[WHAT IS BEING ASKED]: Would you show every line from the records that holds "used"?

[Page transcription records]
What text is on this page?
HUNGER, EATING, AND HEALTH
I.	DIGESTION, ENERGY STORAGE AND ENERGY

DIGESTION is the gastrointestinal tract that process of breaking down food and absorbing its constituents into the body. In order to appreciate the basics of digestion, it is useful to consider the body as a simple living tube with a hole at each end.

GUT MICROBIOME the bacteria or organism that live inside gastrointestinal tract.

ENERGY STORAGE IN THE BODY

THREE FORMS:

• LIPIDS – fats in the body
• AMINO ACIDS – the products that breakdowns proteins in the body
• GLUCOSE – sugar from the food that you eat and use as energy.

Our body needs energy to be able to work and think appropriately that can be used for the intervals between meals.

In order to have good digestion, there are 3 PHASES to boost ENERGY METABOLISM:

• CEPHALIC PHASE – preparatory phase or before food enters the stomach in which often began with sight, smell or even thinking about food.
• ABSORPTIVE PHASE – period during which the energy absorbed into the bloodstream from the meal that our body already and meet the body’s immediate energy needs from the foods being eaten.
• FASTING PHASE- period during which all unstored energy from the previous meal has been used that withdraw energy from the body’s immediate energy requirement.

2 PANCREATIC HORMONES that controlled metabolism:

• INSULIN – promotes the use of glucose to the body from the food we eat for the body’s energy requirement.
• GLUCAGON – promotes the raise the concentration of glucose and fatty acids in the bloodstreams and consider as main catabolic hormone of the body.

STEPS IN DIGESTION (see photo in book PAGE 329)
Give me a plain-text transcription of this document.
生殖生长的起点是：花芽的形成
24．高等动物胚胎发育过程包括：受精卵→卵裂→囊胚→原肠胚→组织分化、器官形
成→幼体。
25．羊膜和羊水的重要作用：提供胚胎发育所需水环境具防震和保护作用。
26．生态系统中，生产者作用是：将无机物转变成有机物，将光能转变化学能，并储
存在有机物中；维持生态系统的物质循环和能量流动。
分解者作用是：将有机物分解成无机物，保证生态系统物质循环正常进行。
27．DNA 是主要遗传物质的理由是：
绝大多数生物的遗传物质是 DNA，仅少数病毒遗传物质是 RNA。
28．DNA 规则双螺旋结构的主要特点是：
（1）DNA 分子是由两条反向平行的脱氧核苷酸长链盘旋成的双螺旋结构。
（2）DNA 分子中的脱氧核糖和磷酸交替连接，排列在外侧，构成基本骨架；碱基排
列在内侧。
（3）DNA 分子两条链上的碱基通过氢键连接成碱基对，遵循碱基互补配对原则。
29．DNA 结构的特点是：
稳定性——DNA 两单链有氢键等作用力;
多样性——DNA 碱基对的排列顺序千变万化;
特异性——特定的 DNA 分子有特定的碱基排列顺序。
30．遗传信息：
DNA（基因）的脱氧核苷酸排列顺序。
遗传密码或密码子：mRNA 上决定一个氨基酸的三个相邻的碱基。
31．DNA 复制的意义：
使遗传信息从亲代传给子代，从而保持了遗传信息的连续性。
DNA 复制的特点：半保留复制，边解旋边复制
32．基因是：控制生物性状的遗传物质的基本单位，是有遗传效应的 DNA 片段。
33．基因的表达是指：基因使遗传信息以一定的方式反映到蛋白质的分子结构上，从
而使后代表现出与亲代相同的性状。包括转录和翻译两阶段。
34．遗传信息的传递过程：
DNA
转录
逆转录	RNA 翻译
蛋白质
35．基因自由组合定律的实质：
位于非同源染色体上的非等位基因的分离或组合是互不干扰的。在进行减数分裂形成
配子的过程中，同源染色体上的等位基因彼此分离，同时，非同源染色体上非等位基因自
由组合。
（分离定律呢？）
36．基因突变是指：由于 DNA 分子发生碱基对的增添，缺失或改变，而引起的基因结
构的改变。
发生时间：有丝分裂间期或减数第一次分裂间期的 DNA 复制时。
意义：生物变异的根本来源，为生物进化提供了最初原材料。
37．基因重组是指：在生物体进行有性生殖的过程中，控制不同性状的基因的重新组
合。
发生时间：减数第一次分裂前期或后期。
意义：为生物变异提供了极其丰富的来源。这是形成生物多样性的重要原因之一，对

[OUTPUT]:
Our body needs energy to be able to work and think appropriately that can be used for the intervals between meals.
• FASTING PHASE- period during which all unstored energy from the previous meal has been used that withdraw energy from the body’s immediate energy requirement.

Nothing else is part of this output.